[Text shown — start]

Describe Fick’s law of diffusion.

Answer 7

Governs the process of diffusion across fluid membranes (which enables gas exchange to occur in the body).

Question 8

Use Fick’s law of diffusion to explain diseases affecting flow.

Answer 8

Emphysema = destruction of alveolar walls and dilation of alveolar spaces (typically due to cigarettes). This causes a reduction in surface area (A), and in turn flow (F).

Pulmonary Fibrosis = the alveolar membrane becomes scarred and thickened (many reasons including chronic inflammation, pollutants, smoking), and an increase in thickness causes a decrease in diffusion, and a decrease in flow (F).

Question 9

What influences partial pressures of gases at the alveoli?

Answer 9

Composition of inspired air and partial pressure of gases in the atmosphere: what fraction of the air a gas makes up, and the pressure that gas exerts.
Alveolar ventilation: how much of the inspired air reaches the alveoli. Deep slow breathing increases alveolar ventilation, shallow fast breathing decreases it.
Metabolism of tissues: how much oxygen is being used and carbon dioxide produced.
The matching of the alveolar ventilation to the blood flow in the pulmonary capillaries: this involves respiratory and cardiovascular system working together.

[Text shown — finish]
[Data section — start]

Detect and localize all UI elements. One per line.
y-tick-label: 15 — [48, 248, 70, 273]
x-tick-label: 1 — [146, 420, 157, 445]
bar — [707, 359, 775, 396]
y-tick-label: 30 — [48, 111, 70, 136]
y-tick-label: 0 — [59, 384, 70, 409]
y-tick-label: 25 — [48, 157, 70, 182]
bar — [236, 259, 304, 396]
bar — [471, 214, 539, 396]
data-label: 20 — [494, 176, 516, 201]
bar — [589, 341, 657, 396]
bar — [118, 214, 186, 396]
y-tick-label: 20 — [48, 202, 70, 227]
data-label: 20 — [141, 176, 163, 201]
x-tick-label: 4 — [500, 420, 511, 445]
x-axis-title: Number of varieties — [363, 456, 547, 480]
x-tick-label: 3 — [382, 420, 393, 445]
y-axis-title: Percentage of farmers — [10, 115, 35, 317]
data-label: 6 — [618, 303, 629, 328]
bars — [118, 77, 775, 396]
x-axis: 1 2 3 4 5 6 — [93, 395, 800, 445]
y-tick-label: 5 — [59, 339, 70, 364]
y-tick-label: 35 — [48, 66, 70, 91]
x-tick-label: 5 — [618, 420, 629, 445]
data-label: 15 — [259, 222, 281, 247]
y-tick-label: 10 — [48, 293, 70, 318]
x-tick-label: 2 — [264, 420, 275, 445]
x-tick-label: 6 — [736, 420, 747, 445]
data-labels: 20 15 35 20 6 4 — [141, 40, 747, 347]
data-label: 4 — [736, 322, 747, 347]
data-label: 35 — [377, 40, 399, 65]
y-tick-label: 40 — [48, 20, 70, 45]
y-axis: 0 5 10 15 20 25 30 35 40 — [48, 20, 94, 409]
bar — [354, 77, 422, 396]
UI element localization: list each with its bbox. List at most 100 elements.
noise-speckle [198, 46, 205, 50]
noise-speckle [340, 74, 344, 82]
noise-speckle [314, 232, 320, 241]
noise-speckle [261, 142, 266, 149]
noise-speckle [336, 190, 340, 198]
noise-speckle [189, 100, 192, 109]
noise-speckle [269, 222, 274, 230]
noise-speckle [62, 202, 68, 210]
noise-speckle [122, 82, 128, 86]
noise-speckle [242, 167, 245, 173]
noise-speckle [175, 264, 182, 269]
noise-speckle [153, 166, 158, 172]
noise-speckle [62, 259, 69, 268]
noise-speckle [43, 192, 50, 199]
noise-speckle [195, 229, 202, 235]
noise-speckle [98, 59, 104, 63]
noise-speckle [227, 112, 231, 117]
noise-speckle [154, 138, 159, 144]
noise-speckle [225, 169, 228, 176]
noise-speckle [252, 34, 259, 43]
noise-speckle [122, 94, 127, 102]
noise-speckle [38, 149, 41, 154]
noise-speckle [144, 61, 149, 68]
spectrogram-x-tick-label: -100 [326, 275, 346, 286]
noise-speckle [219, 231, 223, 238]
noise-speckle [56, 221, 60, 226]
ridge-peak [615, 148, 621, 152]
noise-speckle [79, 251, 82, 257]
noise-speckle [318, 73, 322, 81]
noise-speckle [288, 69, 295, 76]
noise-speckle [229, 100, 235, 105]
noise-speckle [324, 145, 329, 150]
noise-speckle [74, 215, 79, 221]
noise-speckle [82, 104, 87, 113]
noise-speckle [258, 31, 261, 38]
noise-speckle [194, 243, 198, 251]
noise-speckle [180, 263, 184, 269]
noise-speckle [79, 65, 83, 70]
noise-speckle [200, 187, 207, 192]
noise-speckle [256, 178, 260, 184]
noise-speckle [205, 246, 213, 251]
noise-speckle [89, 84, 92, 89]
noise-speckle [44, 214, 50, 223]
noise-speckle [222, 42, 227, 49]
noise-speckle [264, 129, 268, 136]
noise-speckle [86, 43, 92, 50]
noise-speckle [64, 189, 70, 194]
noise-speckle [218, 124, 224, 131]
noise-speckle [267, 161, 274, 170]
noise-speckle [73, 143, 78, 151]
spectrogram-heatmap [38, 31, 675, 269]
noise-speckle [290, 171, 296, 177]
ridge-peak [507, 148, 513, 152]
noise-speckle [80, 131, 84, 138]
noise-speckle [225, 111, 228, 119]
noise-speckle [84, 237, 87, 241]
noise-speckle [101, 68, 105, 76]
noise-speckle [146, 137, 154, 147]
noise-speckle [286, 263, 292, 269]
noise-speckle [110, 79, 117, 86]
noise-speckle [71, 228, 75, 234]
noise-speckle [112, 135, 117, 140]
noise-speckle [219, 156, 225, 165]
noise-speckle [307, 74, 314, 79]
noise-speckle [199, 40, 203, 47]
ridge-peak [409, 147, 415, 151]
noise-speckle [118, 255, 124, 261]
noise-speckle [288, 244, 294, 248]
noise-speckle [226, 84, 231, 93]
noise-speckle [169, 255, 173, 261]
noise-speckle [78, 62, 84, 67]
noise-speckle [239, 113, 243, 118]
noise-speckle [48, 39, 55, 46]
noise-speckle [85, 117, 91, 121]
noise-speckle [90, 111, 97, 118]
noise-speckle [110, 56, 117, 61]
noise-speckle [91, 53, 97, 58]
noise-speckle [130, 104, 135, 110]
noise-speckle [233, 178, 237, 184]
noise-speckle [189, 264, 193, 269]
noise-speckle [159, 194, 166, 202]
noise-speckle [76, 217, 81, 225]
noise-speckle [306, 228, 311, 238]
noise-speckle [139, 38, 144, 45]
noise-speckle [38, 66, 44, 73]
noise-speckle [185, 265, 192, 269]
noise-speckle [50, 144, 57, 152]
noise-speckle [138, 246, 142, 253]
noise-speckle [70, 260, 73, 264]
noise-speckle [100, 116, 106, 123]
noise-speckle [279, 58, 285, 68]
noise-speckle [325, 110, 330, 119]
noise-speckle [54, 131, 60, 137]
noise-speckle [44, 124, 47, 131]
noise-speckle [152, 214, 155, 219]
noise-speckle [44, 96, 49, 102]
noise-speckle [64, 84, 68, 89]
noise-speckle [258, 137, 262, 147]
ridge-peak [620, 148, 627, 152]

[Data section — finish]

> Task brief: In the text on Fick's law of diffusion, what effect does deep slow breathing have on alveolar ventilation? The entries play no part in what comes next.

> Answer area: It increases alveolar ventilation.